> GIVEN TASK: Copy out the rows word for word, from the first one through the line that contains "watermark: CSDN @星图辛某人 [1194,895,1432,925]", both included.

> DATA PROVIDED:
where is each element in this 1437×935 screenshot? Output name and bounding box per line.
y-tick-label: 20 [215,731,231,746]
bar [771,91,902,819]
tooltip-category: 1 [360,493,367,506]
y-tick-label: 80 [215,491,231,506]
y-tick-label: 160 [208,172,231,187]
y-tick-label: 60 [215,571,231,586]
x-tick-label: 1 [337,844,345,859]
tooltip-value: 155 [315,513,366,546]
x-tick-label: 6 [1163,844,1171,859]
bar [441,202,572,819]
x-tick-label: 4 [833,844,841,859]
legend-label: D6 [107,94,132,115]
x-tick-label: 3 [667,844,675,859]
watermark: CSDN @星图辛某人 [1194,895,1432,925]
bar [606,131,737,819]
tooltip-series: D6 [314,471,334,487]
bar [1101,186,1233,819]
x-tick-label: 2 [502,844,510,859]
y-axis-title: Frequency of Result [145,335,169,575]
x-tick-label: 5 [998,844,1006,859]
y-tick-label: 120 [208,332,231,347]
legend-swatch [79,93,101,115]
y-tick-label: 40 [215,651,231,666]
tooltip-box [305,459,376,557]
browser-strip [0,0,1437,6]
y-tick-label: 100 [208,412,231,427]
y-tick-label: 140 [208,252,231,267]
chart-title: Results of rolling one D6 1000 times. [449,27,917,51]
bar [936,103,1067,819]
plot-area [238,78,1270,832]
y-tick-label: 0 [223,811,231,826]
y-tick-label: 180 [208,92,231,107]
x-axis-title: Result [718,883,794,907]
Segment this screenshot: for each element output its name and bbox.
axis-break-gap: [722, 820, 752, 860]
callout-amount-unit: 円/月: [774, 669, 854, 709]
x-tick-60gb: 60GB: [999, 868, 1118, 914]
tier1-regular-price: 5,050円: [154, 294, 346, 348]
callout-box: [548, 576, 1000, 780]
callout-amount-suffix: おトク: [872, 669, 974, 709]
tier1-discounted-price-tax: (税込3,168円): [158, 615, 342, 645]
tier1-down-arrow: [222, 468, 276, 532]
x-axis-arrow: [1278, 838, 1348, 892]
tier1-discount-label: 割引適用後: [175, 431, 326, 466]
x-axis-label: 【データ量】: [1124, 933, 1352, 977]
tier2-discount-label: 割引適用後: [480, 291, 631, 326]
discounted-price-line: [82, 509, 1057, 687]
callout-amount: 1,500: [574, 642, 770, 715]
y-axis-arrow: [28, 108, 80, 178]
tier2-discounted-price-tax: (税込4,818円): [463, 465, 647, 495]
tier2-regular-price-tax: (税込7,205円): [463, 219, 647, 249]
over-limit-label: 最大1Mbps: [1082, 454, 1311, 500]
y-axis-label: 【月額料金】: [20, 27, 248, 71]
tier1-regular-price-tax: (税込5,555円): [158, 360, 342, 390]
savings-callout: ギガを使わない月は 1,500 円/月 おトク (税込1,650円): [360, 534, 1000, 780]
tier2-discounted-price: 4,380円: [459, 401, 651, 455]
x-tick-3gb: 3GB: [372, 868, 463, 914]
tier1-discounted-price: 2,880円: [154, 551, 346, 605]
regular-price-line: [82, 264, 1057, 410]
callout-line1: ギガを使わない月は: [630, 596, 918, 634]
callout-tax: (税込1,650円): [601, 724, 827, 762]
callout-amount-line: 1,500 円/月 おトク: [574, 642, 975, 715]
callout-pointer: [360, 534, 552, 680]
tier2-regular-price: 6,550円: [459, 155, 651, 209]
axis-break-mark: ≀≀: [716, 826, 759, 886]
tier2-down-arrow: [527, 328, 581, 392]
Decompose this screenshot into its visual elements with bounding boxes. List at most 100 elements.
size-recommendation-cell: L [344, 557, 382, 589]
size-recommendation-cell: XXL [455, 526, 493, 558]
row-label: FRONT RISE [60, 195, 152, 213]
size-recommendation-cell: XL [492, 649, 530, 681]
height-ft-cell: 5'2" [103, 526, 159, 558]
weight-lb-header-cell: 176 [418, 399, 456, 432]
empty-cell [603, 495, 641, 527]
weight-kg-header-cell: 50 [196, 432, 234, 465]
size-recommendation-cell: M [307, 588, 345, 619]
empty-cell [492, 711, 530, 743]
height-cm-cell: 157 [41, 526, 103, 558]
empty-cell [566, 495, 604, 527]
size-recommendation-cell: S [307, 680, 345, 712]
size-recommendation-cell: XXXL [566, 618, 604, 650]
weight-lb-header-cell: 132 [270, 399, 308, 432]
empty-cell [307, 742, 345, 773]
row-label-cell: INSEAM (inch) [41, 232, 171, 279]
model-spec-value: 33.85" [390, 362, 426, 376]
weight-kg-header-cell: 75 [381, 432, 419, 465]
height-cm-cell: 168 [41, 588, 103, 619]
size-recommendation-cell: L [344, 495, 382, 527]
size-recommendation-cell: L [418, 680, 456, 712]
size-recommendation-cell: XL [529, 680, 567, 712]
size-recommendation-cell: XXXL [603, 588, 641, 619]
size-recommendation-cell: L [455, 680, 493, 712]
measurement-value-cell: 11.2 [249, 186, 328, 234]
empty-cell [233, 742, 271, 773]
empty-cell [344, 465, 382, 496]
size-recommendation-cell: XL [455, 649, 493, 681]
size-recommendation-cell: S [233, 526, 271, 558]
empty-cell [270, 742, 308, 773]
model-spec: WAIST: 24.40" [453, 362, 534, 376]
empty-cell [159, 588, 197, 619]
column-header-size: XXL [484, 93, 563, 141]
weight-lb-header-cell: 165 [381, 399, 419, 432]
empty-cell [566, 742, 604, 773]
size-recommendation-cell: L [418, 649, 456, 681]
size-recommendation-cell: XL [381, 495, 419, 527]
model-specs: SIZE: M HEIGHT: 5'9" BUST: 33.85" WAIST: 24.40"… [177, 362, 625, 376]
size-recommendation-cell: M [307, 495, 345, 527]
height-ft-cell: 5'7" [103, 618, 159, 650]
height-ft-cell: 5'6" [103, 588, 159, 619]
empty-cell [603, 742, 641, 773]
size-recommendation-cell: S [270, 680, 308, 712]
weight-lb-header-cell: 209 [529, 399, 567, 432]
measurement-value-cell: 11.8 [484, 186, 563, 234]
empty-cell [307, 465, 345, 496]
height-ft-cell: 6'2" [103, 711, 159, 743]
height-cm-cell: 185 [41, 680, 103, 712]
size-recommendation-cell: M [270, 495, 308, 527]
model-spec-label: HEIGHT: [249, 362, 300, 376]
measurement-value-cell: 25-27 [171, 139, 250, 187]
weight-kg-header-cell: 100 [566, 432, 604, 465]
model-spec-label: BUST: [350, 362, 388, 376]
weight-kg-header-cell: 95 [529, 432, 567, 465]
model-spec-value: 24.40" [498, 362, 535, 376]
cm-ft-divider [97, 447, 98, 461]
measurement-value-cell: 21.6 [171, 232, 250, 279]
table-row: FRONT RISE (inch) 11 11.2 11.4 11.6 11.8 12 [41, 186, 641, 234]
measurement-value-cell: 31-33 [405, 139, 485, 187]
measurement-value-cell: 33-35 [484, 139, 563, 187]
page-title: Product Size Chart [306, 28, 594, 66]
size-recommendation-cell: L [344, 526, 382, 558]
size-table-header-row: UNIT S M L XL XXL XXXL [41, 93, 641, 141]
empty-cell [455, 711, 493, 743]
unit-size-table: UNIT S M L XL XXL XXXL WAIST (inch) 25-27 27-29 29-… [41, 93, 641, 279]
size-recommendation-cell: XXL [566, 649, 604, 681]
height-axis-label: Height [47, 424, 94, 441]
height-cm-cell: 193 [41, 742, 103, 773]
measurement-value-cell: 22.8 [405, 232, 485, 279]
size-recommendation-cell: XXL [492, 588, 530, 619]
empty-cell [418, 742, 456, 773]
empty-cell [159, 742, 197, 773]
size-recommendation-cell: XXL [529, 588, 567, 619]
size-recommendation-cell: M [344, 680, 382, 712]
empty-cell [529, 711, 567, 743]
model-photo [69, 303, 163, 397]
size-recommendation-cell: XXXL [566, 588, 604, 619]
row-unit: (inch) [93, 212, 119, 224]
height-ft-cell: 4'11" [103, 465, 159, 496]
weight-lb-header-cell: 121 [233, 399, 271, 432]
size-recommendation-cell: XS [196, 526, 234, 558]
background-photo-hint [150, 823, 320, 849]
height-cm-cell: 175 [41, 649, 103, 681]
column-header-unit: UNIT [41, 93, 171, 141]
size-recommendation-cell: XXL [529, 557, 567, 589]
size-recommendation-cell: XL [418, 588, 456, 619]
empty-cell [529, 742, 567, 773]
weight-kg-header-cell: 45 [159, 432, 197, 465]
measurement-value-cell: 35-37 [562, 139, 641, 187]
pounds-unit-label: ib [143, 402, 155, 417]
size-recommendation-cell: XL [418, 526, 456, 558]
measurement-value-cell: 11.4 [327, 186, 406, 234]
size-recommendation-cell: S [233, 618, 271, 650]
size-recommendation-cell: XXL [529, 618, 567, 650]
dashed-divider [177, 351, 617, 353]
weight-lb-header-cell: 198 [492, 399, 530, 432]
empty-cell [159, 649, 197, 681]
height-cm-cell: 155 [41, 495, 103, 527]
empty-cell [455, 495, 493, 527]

> RESULT OF THIS TASK:
where is each element in this 1437×935 screenshot? Output name and bounding box per line.
y-tick-label: 20 [215,731,231,746]
bar [771,91,902,819]
tooltip-category: 1 [360,493,367,506]
y-tick-label: 80 [215,491,231,506]
y-tick-label: 160 [208,172,231,187]
y-tick-label: 60 [215,571,231,586]
x-tick-label: 1 [337,844,345,859]
tooltip-value: 155 [315,513,366,546]
x-tick-label: 6 [1163,844,1171,859]
bar [441,202,572,819]
x-tick-label: 4 [833,844,841,859]
legend-label: D6 [107,94,132,115]
x-tick-label: 3 [667,844,675,859]
watermark: CSDN @星图辛某人 [1194,895,1432,925]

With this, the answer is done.